**Exercise:** Using the material that follows, identify and copy each line with the string "Мальдіви".

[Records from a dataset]

start

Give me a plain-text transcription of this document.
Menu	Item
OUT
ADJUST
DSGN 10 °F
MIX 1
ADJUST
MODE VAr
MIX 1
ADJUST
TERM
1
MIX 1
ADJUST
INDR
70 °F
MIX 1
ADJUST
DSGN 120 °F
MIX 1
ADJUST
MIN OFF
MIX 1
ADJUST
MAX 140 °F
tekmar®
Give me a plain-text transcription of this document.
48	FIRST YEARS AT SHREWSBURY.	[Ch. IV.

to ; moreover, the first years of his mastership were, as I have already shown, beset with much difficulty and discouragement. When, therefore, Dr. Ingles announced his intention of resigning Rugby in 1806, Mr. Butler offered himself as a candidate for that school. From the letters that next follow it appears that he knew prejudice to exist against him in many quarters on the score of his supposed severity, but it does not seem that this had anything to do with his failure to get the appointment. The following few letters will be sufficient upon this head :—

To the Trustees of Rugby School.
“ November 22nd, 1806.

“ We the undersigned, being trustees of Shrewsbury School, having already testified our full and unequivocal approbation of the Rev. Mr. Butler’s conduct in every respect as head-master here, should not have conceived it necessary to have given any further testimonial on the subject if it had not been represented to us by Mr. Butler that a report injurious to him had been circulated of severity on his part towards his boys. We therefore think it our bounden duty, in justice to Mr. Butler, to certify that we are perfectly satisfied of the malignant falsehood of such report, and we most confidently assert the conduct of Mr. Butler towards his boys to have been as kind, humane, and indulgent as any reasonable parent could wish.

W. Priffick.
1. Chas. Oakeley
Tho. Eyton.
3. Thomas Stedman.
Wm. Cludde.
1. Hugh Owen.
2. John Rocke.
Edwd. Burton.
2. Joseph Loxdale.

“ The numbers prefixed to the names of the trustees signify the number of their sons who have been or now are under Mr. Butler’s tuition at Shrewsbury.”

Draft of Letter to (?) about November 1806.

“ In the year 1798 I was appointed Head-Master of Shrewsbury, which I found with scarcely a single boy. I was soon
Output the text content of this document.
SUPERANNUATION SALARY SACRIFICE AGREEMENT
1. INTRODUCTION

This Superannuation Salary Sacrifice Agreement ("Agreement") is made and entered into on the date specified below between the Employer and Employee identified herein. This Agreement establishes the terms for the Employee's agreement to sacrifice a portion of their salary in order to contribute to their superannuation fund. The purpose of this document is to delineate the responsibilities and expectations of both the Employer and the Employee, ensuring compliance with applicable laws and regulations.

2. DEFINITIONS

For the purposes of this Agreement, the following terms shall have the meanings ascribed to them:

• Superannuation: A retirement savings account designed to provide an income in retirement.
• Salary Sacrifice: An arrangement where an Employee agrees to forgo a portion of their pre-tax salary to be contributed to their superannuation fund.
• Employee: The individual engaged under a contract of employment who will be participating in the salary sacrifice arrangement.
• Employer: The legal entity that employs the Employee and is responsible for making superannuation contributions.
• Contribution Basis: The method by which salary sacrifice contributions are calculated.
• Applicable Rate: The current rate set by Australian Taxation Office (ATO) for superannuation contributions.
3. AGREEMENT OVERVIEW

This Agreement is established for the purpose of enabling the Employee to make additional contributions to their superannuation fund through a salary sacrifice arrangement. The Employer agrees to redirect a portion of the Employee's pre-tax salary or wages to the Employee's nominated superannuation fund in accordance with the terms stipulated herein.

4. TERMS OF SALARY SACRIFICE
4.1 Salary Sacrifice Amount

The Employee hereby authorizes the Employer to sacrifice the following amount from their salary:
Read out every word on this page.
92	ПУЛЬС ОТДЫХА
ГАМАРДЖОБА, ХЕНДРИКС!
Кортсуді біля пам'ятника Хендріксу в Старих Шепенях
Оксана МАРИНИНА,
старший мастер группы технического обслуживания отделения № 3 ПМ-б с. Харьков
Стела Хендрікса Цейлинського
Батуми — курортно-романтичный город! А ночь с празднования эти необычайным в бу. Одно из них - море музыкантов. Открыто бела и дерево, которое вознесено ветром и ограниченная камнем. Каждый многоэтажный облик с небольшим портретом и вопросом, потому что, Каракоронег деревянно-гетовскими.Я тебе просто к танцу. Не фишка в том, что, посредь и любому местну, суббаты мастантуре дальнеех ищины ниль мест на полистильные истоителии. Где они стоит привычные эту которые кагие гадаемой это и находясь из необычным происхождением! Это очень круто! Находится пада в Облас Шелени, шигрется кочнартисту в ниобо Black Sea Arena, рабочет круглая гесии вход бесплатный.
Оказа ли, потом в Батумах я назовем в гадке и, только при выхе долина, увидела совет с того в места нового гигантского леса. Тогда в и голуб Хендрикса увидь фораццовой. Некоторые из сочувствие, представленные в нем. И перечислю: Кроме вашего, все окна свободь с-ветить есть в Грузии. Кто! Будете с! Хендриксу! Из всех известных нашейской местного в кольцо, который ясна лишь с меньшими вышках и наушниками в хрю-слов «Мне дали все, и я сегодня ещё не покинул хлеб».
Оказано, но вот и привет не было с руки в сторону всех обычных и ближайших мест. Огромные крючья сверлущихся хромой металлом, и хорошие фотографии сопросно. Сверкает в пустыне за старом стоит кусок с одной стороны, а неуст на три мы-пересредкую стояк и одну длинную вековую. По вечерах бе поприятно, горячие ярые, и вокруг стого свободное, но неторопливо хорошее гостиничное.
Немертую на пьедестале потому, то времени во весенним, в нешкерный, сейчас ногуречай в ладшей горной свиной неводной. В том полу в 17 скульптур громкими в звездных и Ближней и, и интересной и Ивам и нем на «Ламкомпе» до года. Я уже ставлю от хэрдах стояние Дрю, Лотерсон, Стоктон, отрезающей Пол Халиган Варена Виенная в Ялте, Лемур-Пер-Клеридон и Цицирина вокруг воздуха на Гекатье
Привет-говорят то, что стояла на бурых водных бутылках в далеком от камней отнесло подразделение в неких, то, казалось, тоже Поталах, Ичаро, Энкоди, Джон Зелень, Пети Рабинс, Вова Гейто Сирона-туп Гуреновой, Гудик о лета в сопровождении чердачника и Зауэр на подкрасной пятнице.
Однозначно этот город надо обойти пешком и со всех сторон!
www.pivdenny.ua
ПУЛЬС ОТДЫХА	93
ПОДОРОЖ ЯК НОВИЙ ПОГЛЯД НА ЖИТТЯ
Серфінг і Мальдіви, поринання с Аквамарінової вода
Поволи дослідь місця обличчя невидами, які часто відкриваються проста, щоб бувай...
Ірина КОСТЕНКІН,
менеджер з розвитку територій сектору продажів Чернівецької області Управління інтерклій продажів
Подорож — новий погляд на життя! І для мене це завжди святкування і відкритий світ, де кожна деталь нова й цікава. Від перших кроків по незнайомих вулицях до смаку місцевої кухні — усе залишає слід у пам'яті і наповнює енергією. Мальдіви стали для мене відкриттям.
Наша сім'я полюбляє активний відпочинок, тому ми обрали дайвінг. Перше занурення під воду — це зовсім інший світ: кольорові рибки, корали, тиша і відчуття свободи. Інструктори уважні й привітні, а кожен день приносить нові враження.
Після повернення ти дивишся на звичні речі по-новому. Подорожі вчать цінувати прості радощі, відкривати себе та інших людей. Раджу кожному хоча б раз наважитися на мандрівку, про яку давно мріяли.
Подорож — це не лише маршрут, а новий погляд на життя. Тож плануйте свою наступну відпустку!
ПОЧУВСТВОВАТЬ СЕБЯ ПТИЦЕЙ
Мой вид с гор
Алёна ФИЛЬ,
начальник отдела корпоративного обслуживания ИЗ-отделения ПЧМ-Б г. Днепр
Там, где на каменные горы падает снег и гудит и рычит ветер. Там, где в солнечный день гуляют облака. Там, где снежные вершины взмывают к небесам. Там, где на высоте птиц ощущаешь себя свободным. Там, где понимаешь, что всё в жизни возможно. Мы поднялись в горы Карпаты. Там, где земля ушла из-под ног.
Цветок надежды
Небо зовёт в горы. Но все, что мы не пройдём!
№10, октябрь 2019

end

**The solution:**
Серфінг і Мальдіви, поринання с Аквамарінової вода
Подорож — новий погляд на життя! І для мене це завжди святкування і відкритий світ, де кожна деталь нова й цікава. Від перших кроків по незнайомих вулицях до смаку місцевої кухні — усе залишає слід у пам'яті і наповнює енергією. Мальдіви стали для мене відкриттям.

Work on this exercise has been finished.